Collection entries -

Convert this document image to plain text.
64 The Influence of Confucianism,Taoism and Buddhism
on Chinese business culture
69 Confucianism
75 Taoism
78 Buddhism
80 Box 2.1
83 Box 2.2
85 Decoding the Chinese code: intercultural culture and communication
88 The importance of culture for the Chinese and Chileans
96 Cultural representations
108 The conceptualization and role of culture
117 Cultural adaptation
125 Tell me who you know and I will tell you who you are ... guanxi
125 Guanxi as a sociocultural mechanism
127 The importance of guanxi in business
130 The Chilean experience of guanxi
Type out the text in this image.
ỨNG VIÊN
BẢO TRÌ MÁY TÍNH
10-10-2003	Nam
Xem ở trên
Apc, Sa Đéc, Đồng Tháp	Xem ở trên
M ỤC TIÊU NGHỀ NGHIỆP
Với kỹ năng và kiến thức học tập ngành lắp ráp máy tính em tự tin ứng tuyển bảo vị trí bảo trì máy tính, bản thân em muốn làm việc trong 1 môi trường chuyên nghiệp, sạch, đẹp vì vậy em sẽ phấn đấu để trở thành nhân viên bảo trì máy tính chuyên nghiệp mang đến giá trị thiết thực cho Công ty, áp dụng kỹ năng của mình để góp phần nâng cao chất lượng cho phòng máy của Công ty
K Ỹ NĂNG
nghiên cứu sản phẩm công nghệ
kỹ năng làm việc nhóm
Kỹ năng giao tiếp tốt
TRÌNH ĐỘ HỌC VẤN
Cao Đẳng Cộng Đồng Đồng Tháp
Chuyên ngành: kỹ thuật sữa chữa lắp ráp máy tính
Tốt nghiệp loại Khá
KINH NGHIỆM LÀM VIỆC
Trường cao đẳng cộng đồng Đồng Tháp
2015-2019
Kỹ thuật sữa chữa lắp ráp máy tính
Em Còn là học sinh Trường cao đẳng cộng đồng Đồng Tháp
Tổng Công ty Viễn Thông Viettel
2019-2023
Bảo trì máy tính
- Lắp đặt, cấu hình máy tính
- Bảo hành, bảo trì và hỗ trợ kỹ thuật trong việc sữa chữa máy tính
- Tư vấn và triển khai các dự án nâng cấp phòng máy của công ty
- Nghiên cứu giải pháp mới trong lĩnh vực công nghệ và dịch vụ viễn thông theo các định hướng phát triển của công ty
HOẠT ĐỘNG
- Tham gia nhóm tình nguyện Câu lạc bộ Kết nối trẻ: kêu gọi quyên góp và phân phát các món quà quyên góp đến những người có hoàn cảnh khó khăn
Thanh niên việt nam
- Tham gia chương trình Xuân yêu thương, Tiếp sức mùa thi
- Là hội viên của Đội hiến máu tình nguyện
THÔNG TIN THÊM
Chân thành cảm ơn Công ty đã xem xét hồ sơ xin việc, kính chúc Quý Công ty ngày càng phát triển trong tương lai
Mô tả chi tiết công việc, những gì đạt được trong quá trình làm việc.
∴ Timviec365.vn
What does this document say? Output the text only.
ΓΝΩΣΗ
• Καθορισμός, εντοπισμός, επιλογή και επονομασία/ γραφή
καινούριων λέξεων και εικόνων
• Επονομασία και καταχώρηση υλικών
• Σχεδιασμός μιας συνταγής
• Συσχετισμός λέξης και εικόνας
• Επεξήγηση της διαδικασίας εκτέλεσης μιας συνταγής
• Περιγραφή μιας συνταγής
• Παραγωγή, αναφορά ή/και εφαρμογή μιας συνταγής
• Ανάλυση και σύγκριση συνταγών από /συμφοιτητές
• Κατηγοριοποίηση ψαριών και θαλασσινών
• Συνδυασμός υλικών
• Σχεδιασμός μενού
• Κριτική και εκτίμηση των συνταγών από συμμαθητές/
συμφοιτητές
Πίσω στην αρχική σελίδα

WRITTEN INSTRUCTION - Take the lines from the one containing "What does this" to the last line of the material above and write them out exactly.

FULL SOLUTION -
What does this document say? Output the text only.
ΓΝΩΣΗ
• Καθορισμός, εντοπισμός, επιλογή και επονομασία/ γραφή
καινούριων λέξεων και εικόνων
• Επονομασία και καταχώρηση υλικών
• Σχεδιασμός μιας συνταγής
• Συσχετισμός λέξης και εικόνας
• Επεξήγηση της διαδικασίας εκτέλεσης μιας συνταγής
• Περιγραφή μιας συνταγής
• Παραγωγή, αναφορά ή/και εφαρμογή μιας συνταγής
• Ανάλυση και σύγκριση συνταγών από /συμφοιτητές
• Κατηγοριοποίηση ψαριών και θαλασσινών
• Συνδυασμός υλικών
• Σχεδιασμός μενού
• Κριτική και εκτίμηση των συνταγών από συμμαθητές/
συμφοιτητές
Πίσω στην αρχική σελίδα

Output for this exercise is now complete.